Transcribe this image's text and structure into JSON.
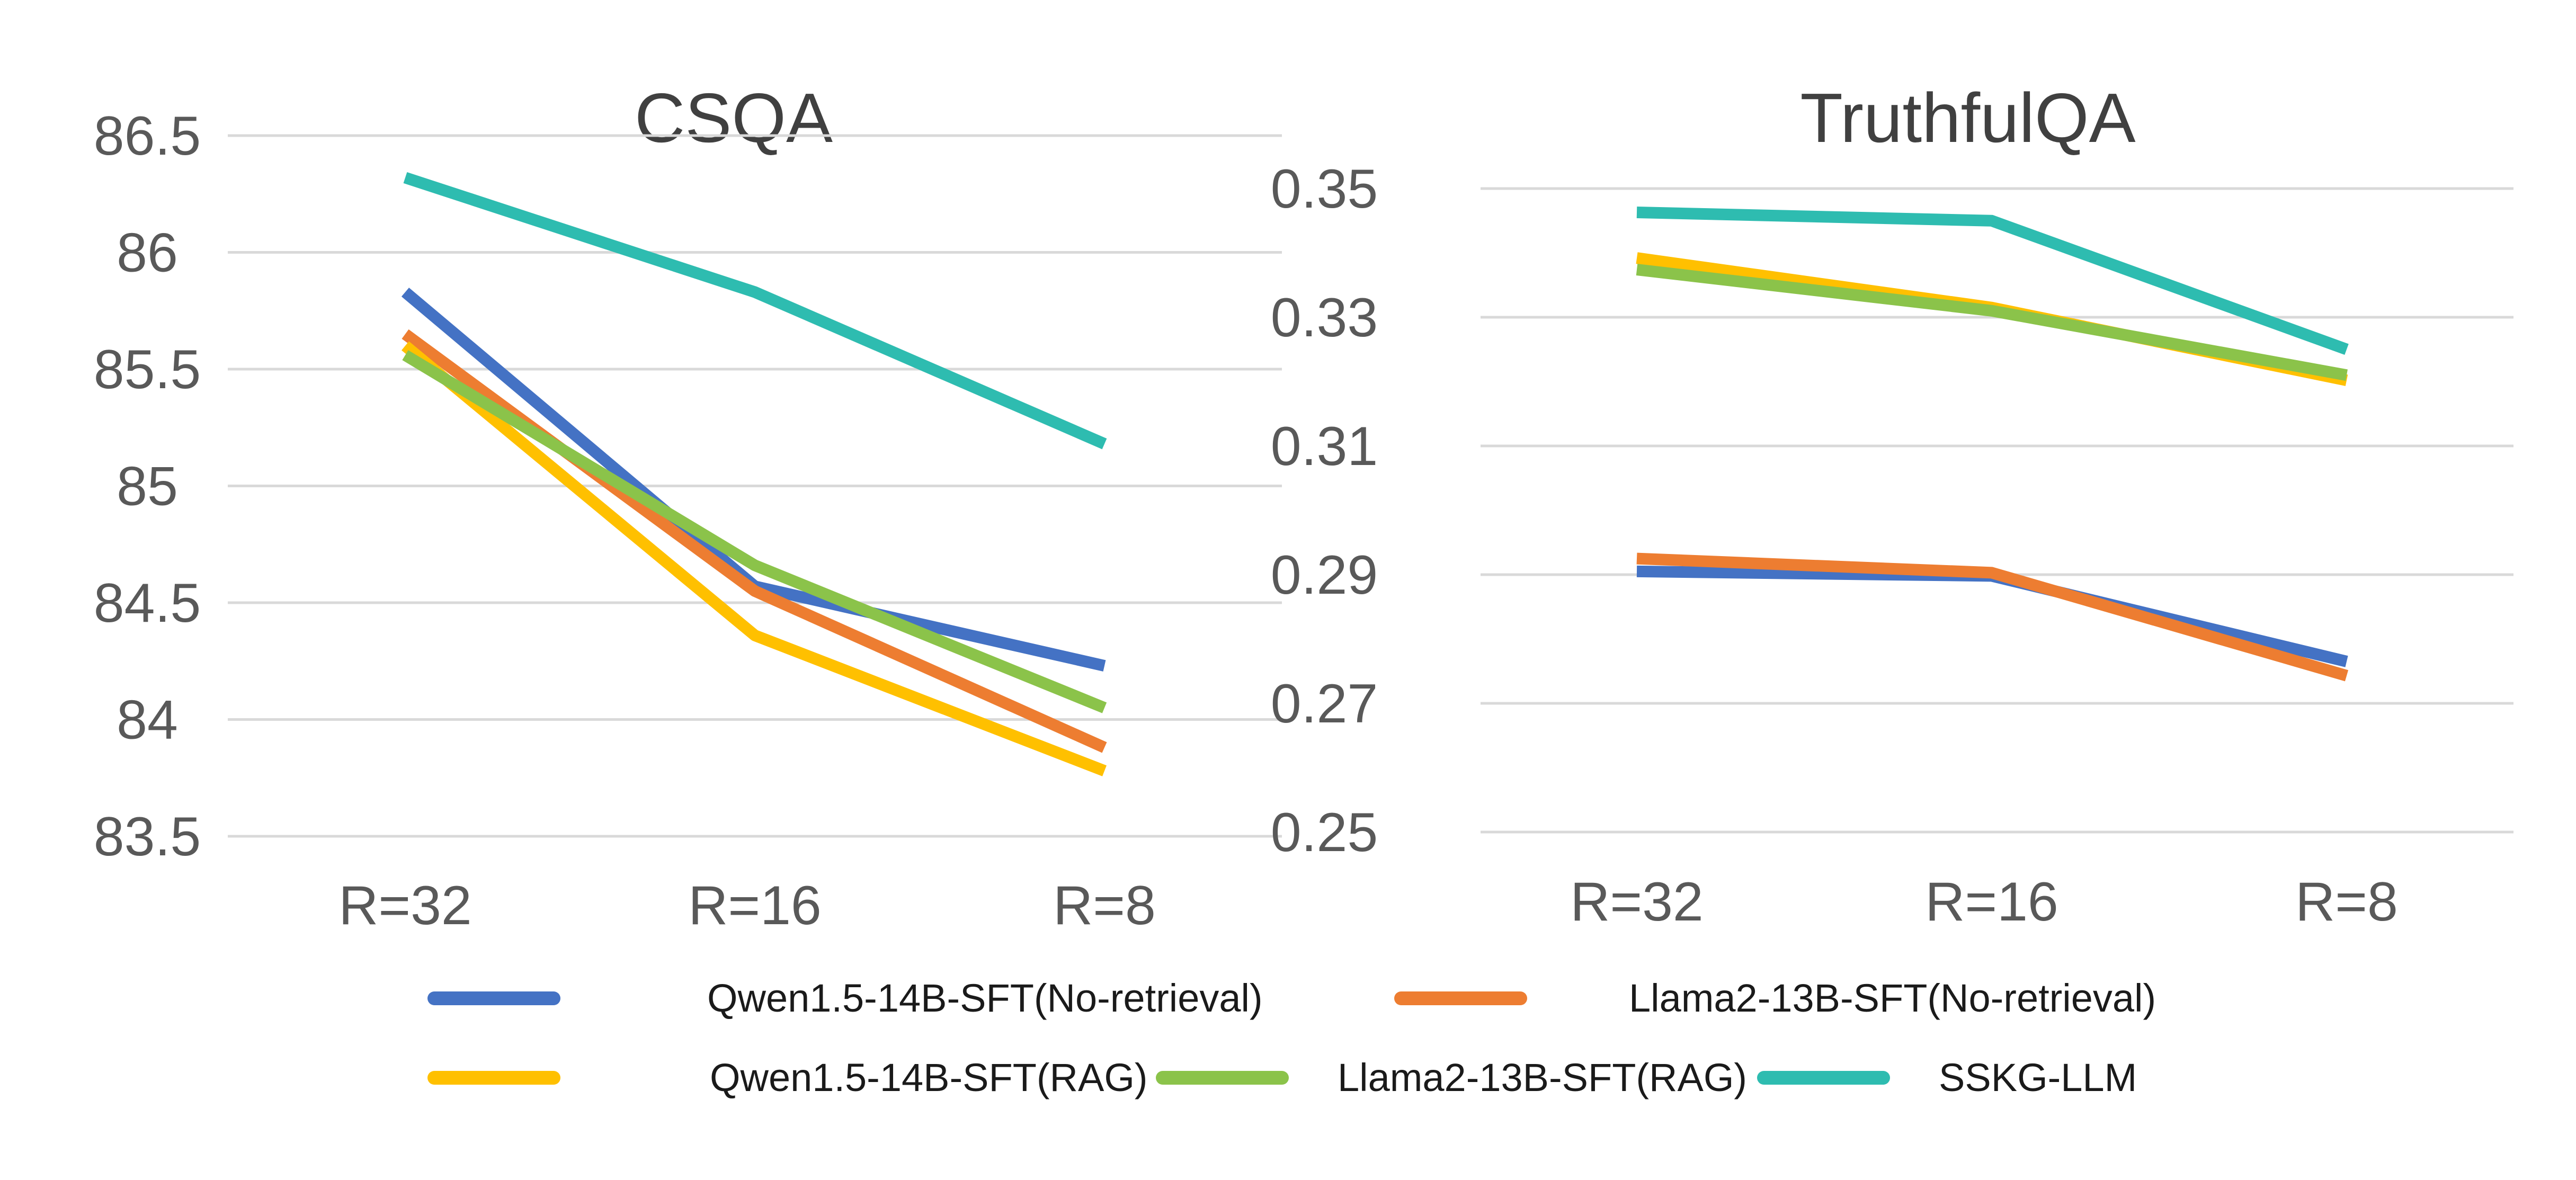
{
  "chart_data": [
    {
      "type": "line",
      "title": "CSQA",
      "xlabel": "",
      "ylabel": "",
      "categories": [
        "R=32",
        "R=16",
        "R=8"
      ],
      "ylim": [
        83.5,
        86.5
      ],
      "yticks": [
        "83.5",
        "84",
        "84.5",
        "85",
        "85.5",
        "86",
        "86.5"
      ],
      "ytick_values": [
        83.5,
        84,
        84.5,
        85,
        85.5,
        86,
        86.5
      ],
      "grid": true,
      "series": [
        {
          "name": "Qwen1.5-14B-SFT(No-retrieval)",
          "color": "#4472c4",
          "values": [
            85.83,
            84.57,
            84.23
          ]
        },
        {
          "name": "Llama2-13B-SFT(No-retrieval)",
          "color": "#ed7d31",
          "values": [
            85.65,
            84.55,
            83.88
          ]
        },
        {
          "name": "Qwen1.5-14B-SFT(RAG)",
          "color": "#ffc000",
          "values": [
            85.6,
            84.36,
            83.78
          ]
        },
        {
          "name": "Llama2-13B-SFT(RAG)",
          "color": "#8bc34a",
          "values": [
            85.56,
            84.66,
            84.05
          ]
        },
        {
          "name": "SSKG-LLM",
          "color": "#2ebcb0",
          "values": [
            86.32,
            85.83,
            85.18
          ]
        }
      ]
    },
    {
      "type": "line",
      "title": "TruthfulQA",
      "xlabel": "",
      "ylabel": "",
      "categories": [
        "R=32",
        "R=16",
        "R=8"
      ],
      "ylim": [
        0.25,
        0.35
      ],
      "yticks": [
        "0.25",
        "0.27",
        "0.29",
        "0.31",
        "0.33",
        "0.35"
      ],
      "ytick_values": [
        0.25,
        0.27,
        0.29,
        0.31,
        0.33,
        0.35
      ],
      "grid": true,
      "series": [
        {
          "name": "Qwen1.5-14B-SFT(No-retrieval)",
          "color": "#4472c4",
          "values": [
            0.2905,
            0.2898,
            0.2765
          ]
        },
        {
          "name": "Llama2-13B-SFT(No-retrieval)",
          "color": "#ed7d31",
          "values": [
            0.2925,
            0.2903,
            0.2743
          ]
        },
        {
          "name": "Qwen1.5-14B-SFT(RAG)",
          "color": "#ffc000",
          "values": [
            0.3392,
            0.3315,
            0.3202
          ]
        },
        {
          "name": "Llama2-13B-SFT(RAG)",
          "color": "#8bc34a",
          "values": [
            0.3374,
            0.331,
            0.321
          ]
        },
        {
          "name": "SSKG-LLM",
          "color": "#2ebcb0",
          "values": [
            0.3463,
            0.345,
            0.325
          ]
        }
      ]
    }
  ],
  "legend": {
    "placement": "bottom",
    "entries": [
      {
        "label": "Qwen1.5-14B-SFT(No-retrieval)",
        "color": "#4472c4"
      },
      {
        "label": "Llama2-13B-SFT(No-retrieval)",
        "color": "#ed7d31"
      },
      {
        "label": "Qwen1.5-14B-SFT(RAG)",
        "color": "#ffc000"
      },
      {
        "label": "Llama2-13B-SFT(RAG)",
        "color": "#8bc34a"
      },
      {
        "label": "SSKG-LLM",
        "color": "#2ebcb0"
      }
    ]
  }
}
===============
◆ What is asked ◆
Strip out the images, then output the records above word for word.

◆ Solution for this task ◆
Transcribe this image's text and structure into JSON.
{
  "chart_data": [
    {
      "type": "line",
      "title": "CSQA",
      "xlabel": "",
      "ylabel": "",
      "categories": [
        "R=32",
        "R=16",
        "R=8"
      ],
      "ylim": [
        83.5,
        86.5
      ],
      "yticks": [
        "83.5",
        "84",
        "84.5",
        "85",
        "85.5",
        "86",
        "86.5"
      ],
      "ytick_values": [
        83.5,
        84,
        84.5,
        85,
        85.5,
        86,
        86.5
      ],
      "grid": true,
      "series": [
        {
          "name": "Qwen1.5-14B-SFT(No-retrieval)",
          "color": "#4472c4",
          "values": [
            85.83,
            84.57,
            84.23
          ]
        },
        {
          "name": "Llama2-13B-SFT(No-retrieval)",
          "color": "#ed7d31",
          "values": [
            85.65,
            84.55,
            83.88
          ]
        },
        {
          "name": "Qwen1.5-14B-SFT(RAG)",
          "color": "#ffc000",
          "values": [
            85.6,
            84.36,
            83.78
          ]
        },
        {
          "name": "Llama2-13B-SFT(RAG)",
          "color": "#8bc34a",
          "values": [
            85.56,
            84.66,
            84.05
          ]
        },
        {
          "name": "SSKG-LLM",
          "color": "#2ebcb0",
          "values": [
            86.32,
            85.83,
            85.18
          ]
        }
      ]
    },
    {
      "type": "line",
      "title": "TruthfulQA",
      "xlabel": "",
      "ylabel": "",
      "categories": [
        "R=32",
        "R=16",
        "R=8"
      ],
      "ylim": [
        0.25,
        0.35
      ],
      "yticks": [
        "0.25",
        "0.27",
        "0.29",
        "0.31",
        "0.33",
        "0.35"
      ],
      "ytick_values": [
        0.25,
        0.27,
        0.29,
        0.31,
        0.33,
        0.35
      ],
      "grid": true,
      "series": [
        {
          "name": "Qwen1.5-14B-SFT(No-retrieval)",
          "color": "#4472c4",
          "values": [
            0.2905,
            0.2898,
            0.2765
          ]
        },
        {
          "name": "Llama2-13B-SFT(No-retrieval)",
          "color": "#ed7d31",
          "values": [
            0.2925,
            0.2903,
            0.2743
          ]
        },
        {
          "name": "Qwen1.5-14B-SFT(RAG)",
          "color": "#ffc000",
          "values": [
            0.3392,
            0.3315,
            0.3202
          ]
        },
        {
          "name": "Llama2-13B-SFT(RAG)",
          "color": "#8bc34a",
          "values": [
            0.3374,
            0.331,
            0.321
          ]
        },
        {
          "name": "SSKG-LLM",
          "color": "#2ebcb0",
          "values": [
            0.3463,
            0.345,
            0.325
          ]
        }
      ]
    }
  ],
  "legend": {
    "placement": "bottom",
    "entries": [
      {
        "label": "Qwen1.5-14B-SFT(No-retrieval)",
        "color": "#4472c4"
      },
      {
        "label": "Llama2-13B-SFT(No-retrieval)",
        "color": "#ed7d31"
      },
      {
        "label": "Qwen1.5-14B-SFT(RAG)",
        "color": "#ffc000"
      },
      {
        "label": "Llama2-13B-SFT(RAG)",
        "color": "#8bc34a"
      },
      {
        "label": "SSKG-LLM",
        "color": "#2ebcb0"
      }
    ]
  }
}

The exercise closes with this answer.